ASSIGNMENT
Take every line containing "different" out of the records.

Document page data
+ + + +
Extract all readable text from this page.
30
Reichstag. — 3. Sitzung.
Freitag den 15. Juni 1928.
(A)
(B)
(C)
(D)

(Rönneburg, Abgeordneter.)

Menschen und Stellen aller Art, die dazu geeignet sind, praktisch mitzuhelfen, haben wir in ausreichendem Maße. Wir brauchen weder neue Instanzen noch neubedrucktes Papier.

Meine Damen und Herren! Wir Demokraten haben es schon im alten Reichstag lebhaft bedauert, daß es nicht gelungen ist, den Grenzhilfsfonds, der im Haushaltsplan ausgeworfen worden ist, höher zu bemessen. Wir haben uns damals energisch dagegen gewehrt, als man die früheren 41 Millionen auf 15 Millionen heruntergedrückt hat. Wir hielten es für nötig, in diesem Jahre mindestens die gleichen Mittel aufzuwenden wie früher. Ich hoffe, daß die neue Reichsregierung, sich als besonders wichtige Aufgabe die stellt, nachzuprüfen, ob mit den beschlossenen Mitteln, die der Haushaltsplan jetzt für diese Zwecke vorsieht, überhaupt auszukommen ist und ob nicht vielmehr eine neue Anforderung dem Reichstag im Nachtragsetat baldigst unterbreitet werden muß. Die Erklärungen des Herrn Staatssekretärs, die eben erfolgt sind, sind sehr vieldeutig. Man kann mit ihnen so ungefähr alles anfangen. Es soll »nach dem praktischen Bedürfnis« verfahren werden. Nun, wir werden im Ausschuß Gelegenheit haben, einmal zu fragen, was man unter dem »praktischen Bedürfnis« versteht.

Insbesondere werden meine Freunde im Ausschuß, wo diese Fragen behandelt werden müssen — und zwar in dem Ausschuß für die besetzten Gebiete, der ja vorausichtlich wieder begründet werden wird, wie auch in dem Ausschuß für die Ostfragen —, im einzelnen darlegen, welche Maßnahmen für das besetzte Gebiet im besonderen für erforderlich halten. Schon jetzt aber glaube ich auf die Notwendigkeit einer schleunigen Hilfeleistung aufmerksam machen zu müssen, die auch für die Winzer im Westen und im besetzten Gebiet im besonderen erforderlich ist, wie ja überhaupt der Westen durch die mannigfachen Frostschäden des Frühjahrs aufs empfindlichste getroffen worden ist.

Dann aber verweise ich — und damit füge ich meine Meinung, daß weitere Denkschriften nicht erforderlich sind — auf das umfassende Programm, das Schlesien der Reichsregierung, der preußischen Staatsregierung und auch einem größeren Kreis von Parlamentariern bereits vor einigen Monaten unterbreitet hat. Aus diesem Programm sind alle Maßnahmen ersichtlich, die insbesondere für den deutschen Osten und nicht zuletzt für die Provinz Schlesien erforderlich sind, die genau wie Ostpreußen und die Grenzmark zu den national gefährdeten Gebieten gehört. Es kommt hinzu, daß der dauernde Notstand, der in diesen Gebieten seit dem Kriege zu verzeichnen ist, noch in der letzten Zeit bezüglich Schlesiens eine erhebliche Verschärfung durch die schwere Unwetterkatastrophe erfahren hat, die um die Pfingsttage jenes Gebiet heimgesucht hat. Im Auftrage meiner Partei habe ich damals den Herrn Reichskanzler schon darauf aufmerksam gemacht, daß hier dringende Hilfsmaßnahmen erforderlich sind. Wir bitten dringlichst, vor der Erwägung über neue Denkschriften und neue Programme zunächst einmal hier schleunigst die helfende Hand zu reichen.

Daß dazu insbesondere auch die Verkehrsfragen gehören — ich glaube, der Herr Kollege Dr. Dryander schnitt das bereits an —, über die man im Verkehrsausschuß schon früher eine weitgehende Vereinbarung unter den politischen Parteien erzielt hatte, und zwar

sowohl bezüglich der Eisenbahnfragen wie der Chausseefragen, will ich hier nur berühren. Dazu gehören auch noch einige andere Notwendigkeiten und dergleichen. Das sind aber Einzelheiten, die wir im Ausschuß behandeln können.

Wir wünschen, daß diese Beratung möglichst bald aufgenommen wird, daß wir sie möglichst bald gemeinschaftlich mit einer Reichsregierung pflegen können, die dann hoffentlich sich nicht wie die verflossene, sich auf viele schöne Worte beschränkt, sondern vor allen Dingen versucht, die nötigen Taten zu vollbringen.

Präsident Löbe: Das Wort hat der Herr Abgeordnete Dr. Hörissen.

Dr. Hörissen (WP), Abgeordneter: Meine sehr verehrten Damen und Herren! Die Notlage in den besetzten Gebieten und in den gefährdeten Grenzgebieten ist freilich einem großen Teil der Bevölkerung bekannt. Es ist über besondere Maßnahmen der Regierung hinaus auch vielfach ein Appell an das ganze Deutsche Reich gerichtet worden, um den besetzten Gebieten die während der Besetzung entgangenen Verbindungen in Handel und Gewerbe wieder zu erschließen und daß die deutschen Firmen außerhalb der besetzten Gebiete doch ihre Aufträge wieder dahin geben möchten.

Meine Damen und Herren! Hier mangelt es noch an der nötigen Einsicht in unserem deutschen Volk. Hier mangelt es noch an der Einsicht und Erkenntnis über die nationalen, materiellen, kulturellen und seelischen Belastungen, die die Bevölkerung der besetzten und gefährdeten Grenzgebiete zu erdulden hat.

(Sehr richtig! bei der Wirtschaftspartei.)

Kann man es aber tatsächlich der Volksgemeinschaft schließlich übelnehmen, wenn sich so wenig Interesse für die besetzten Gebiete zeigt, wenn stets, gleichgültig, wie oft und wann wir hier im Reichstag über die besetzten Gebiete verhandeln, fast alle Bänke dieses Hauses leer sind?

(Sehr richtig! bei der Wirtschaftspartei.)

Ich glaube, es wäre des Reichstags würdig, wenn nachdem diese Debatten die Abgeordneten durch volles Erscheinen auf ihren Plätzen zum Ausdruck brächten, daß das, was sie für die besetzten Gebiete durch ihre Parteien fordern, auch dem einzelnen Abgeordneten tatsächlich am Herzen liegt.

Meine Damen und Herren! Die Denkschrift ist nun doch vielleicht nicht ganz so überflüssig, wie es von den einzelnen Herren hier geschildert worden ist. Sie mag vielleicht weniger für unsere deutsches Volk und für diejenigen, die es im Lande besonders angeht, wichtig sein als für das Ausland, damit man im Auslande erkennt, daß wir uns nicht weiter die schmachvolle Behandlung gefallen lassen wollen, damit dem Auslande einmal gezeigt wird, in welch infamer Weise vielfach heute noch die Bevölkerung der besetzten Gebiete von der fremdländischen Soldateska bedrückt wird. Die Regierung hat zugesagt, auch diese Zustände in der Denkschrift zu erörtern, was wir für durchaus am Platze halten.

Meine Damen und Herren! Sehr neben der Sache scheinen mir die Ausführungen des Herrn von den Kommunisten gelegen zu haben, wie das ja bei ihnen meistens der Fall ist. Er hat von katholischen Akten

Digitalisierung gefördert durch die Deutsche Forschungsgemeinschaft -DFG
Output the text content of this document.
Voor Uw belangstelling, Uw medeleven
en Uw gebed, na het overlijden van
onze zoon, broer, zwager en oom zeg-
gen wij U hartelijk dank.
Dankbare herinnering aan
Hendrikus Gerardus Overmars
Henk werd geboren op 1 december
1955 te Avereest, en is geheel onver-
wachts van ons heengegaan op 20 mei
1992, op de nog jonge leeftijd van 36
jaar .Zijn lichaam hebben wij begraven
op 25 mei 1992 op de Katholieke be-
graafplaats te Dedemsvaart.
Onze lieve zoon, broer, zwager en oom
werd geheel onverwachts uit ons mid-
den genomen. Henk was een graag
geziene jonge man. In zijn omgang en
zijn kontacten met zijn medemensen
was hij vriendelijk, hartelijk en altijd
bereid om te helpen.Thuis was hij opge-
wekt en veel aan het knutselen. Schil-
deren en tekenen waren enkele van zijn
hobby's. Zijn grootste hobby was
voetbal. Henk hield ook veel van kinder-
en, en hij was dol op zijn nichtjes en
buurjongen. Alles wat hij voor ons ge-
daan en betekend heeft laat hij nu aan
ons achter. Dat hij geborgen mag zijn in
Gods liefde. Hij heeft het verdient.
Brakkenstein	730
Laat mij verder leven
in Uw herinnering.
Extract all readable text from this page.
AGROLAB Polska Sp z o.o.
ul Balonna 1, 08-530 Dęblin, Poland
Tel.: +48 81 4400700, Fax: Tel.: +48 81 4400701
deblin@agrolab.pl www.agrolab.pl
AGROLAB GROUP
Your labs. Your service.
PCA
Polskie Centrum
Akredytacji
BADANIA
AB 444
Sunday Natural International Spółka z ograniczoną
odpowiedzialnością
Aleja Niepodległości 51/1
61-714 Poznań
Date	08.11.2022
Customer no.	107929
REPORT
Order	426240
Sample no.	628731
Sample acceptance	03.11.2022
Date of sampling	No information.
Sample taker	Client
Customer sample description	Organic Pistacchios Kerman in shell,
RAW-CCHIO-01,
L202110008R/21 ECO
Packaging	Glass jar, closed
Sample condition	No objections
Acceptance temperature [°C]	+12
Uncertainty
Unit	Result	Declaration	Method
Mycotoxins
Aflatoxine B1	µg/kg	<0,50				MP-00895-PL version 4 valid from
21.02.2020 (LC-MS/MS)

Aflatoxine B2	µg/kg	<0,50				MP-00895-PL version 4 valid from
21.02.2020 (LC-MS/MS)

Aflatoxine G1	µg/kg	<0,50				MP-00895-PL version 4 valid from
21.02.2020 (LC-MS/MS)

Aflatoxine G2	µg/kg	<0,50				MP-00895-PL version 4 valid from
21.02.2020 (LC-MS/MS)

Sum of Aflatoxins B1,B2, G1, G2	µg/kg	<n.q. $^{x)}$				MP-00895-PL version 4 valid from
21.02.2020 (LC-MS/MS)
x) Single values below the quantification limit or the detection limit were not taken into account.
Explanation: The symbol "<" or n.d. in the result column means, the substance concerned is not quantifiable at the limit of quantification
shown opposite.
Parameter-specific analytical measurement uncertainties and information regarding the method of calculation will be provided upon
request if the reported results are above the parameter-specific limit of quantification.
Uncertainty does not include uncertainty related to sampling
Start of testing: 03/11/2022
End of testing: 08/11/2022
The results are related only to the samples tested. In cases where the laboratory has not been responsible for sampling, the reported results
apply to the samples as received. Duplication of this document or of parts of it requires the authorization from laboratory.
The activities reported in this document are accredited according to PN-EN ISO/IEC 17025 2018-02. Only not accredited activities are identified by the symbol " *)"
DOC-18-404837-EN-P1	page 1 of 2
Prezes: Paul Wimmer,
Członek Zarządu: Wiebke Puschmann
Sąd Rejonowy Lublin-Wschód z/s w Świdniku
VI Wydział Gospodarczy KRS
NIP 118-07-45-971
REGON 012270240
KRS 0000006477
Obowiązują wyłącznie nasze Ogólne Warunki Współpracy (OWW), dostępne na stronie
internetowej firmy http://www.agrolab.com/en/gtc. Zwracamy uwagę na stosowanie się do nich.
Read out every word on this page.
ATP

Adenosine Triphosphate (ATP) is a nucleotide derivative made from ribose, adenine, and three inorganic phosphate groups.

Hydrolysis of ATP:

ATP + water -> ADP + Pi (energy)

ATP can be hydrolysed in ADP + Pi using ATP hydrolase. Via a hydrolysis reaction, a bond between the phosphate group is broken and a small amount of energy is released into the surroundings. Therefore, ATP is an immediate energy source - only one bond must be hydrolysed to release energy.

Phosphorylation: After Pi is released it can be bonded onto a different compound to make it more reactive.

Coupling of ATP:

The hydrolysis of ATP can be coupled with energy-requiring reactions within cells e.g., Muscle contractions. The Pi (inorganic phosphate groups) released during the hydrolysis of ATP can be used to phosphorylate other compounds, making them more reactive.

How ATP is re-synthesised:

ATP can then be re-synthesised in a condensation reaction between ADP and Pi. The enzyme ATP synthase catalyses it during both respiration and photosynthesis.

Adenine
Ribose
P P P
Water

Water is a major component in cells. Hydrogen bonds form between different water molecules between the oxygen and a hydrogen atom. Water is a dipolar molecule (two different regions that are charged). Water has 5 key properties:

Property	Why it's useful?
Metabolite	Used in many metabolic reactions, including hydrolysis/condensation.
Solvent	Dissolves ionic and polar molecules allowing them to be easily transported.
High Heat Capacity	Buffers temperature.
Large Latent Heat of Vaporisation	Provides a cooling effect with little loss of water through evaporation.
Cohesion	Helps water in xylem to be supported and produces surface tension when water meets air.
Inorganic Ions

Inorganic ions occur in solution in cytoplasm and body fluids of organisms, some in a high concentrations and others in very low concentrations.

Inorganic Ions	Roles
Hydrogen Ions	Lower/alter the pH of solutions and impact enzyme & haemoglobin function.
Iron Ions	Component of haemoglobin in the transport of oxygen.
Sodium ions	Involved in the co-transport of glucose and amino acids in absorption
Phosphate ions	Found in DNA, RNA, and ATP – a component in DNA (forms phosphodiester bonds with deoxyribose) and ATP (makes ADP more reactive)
+ + + +
RESULT
Phosphorylation: After Pi is released it can be bonded onto a different compound to make it more reactive.
Water is a major component in cells. Hydrogen bonds form between different water molecules between the oxygen and a hydrogen atom. Water is a dipolar molecule (two different regions that are charged). Water has 5 key properties:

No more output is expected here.